* _WHAT IS ASKED_
The entries below are to be written out again without alteration.
★ ★ ★ ★
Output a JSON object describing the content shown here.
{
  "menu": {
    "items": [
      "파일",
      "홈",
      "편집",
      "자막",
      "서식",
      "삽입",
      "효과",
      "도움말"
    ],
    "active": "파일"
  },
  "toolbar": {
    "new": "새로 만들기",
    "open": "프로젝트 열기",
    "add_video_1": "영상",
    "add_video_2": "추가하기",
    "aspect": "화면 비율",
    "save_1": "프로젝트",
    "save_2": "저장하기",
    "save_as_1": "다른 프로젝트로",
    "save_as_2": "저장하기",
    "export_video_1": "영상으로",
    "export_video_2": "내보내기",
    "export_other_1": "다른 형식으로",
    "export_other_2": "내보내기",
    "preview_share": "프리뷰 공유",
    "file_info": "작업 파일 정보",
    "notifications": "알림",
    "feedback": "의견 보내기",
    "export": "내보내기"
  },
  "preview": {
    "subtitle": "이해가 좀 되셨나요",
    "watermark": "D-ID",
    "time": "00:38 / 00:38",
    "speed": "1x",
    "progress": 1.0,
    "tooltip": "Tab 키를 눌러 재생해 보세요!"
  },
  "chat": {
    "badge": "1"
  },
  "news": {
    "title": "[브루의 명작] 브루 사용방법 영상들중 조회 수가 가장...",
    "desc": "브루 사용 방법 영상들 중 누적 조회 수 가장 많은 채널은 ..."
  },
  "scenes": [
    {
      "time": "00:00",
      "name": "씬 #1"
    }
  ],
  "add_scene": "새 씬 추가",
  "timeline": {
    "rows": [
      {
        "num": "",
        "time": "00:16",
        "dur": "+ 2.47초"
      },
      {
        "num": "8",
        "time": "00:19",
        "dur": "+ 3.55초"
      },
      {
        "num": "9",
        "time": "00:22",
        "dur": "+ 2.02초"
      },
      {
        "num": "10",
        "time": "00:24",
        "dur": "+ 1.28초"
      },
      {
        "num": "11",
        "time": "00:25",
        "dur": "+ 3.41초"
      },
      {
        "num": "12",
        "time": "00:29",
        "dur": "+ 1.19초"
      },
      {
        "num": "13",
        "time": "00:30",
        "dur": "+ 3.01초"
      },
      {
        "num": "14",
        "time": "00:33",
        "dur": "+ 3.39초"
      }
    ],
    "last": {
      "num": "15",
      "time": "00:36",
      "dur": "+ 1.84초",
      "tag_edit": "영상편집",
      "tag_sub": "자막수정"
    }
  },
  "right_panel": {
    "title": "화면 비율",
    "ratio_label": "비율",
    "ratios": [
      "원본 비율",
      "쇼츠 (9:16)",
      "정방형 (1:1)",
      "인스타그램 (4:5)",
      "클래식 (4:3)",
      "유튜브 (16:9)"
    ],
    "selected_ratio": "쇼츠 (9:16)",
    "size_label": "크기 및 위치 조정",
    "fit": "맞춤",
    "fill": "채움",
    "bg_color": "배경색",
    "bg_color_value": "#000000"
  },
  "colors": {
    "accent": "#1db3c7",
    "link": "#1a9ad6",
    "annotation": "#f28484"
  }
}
★ ★ ★ ★
* _ANSWER TO THIS PROBLEM_
Output a JSON object describing the content shown here.
{
  "menu": {
    "items": [
      "파일",
      "홈",
      "편집",
      "자막",
      "서식",
      "삽입",
      "효과",
      "도움말"
    ],
    "active": "파일"
  },
  "toolbar": {
    "new": "새로 만들기",
    "open": "프로젝트 열기",
    "add_video_1": "영상",
    "add_video_2": "추가하기",
    "aspect": "화면 비율",
    "save_1": "프로젝트",
    "save_2": "저장하기",
    "save_as_1": "다른 프로젝트로",
    "save_as_2": "저장하기",
    "export_video_1": "영상으로",
    "export_video_2": "내보내기",
    "export_other_1": "다른 형식으로",
    "export_other_2": "내보내기",
    "preview_share": "프리뷰 공유",
    "file_info": "작업 파일 정보",
    "notifications": "알림",
    "feedback": "의견 보내기",
    "export": "내보내기"
  },
  "preview": {
    "subtitle": "이해가 좀 되셨나요",
    "watermark": "D-ID",
    "time": "00:38 / 00:38",
    "speed": "1x",
    "progress": 1.0,
    "tooltip": "Tab 키를 눌러 재생해 보세요!"
  },
  "chat": {
    "badge": "1"
  },
  "news": {
    "title": "[브루의 명작] 브루 사용방법 영상들중 조회 수가 가장...",
    "desc": "브루 사용 방법 영상들 중 누적 조회 수 가장 많은 채널은 ..."
  },
  "scenes": [
    {
      "time": "00:00",
      "name": "씬 #1"
    }
  ],
  "add_scene": "새 씬 추가",
  "timeline": {
    "rows": [
      {
        "num": "",
        "time": "00:16",
        "dur": "+ 2.47초"
      },
      {
        "num": "8",
        "time": "00:19",
        "dur": "+ 3.55초"
      },
      {
        "num": "9",
        "time": "00:22",
        "dur": "+ 2.02초"
      },
      {
        "num": "10",
        "time": "00:24",
        "dur": "+ 1.28초"
      },
      {
        "num": "11",
        "time": "00:25",
        "dur": "+ 3.41초"
      },
      {
        "num": "12",
        "time": "00:29",
        "dur": "+ 1.19초"
      },
      {
        "num": "13",
        "time": "00:30",
        "dur": "+ 3.01초"
      },
      {
        "num": "14",
        "time": "00:33",
        "dur": "+ 3.39초"
      }
    ],
    "last": {
      "num": "15",
      "time": "00:36",
      "dur": "+ 1.84초",
      "tag_edit": "영상편집",
      "tag_sub": "자막수정"
    }
  },
  "right_panel": {
    "title": "화면 비율",
    "ratio_label": "비율",
    "ratios": [
      "원본 비율",
      "쇼츠 (9:16)",
      "정방형 (1:1)",
      "인스타그램 (4:5)",
      "클래식 (4:3)",
      "유튜브 (16:9)"
    ],
    "selected_ratio": "쇼츠 (9:16)",
    "size_label": "크기 및 위치 조정",
    "fit": "맞춤",
    "fill": "채움",
    "bg_color": "배경색",
    "bg_color_value": "#000000"
  },
  "colors": {
    "accent": "#1db3c7",
    "link": "#1a9ad6",
    "annotation": "#f28484"
  }
}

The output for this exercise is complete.